━━━━━ 本文抜粋

直近のプロダクトアップデートによって、これまでの4つの設定は、“最適化する”と“最適化しない”の2つに絞られ、“最適化する”を選択した場合、検索連動型広告においてはクリック最適化、ディスプレイ広告においてはクリック最適化もしくはコンバージョン最適化(どちらが採用されるかはGoogle Adsが判断)となります。逆に“最適化しない”を選択した場合、無期限均等配信の設定となります。
・キャンペーン開始日
・キャンペーン終了日
・言語
・配信エリア
・配信エリアターゲティング / 配信エリア除外ターゲティング
通常、配信エリアを限定する場合、配信しないエリアを除外する方法が推奨です。エリアが不明なユーザーもいるためです。
・広告スケジュール
・入札調整比
広告スケジュールを活用した入札調整比やその他の入札調整比はマニュアルおよび拡張入札単価の場合のみ調整され、自動入札戦略を適用している場合は無効になります。※スケジュールによるオンオフは可能です。
・デバイス
デバイスに対する入札調整比は、目標コンバージョン単価戦略を適用時に目標コンバージョン単価の調整比として用いられます。

━━━━━━━━━━
━━━━━ 記録一覧

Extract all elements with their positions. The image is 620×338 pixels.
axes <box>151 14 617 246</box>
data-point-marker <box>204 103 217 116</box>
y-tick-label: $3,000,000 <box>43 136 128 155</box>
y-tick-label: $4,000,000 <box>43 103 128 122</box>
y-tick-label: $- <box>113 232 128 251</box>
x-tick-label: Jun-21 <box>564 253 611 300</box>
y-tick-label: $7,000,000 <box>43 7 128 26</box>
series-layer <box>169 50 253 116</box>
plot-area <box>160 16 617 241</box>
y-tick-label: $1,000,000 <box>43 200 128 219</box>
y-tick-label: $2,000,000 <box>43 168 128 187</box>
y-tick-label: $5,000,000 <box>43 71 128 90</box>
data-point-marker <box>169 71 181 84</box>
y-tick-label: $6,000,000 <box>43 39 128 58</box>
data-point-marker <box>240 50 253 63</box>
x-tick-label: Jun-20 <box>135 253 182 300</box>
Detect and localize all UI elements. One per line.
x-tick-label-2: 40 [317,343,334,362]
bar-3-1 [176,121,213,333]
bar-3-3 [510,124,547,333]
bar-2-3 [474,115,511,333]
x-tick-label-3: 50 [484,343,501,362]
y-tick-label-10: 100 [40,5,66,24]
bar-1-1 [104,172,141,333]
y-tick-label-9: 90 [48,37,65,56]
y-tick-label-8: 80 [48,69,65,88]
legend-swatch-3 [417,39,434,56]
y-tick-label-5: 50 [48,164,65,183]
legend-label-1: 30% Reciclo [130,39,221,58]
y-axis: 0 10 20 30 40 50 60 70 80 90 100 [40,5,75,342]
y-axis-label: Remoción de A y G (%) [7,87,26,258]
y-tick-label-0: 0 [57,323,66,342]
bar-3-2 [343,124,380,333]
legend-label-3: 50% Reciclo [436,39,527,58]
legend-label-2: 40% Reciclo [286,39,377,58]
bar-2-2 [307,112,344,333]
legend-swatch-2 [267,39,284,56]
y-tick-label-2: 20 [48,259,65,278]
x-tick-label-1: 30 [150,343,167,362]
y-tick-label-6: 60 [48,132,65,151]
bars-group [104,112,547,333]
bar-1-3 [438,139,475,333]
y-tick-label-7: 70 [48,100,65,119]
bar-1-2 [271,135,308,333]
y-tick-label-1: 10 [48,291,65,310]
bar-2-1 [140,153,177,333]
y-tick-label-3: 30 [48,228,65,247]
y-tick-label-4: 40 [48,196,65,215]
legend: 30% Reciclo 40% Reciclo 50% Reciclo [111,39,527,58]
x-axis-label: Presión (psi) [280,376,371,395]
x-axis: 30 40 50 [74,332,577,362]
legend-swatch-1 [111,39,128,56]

━━━━━━━━━━

- 作業リスト
A: 本文抜粋の「直近のプロダクトアップデートによって」で始まる段落を、主な事実を残して箇条書きにまとめてください。
B: 本文抜粋によると、配信エリアを限定するときに推奨される方法は何ですか。
C: 本文抜粋から、「直近のプロダクトアップデート」を含む箇所で始め、「限均等配信の設定となります。」で終わる部分をそのまま引用してください。

- 作業ごとの解答
A:
・直近のアップデートで、4つの設定が「最適化する」と「最適化しない」の2つになった
・「最適化する」の場合、検索連動型広告はクリック最適化になる
・「最適化する」の場合、ディスプレイ広告はクリック最適化かコンバージョン最適化になり、どちらになるかはGoogle Adsが判断する
・「最適化しない」の場合、無期限均等配信の設定になる

B: 配信しないエリアを除外する方法です。

C:
直近のプロダクトアップデートによって、これまでの4つの設定は、“最適化する”と“最適化しない”の2つに絞られ、“最適化する”を選択した場合、検索連動型広告においてはクリック最適化、ディスプレイ広告においてはクリック最適化もしくはコンバージョン最適化(どちらが採用されるかはGoogle Adsが判断)となります。逆に“最適化しない”を選択した場合、無期限均等配信の設定となります。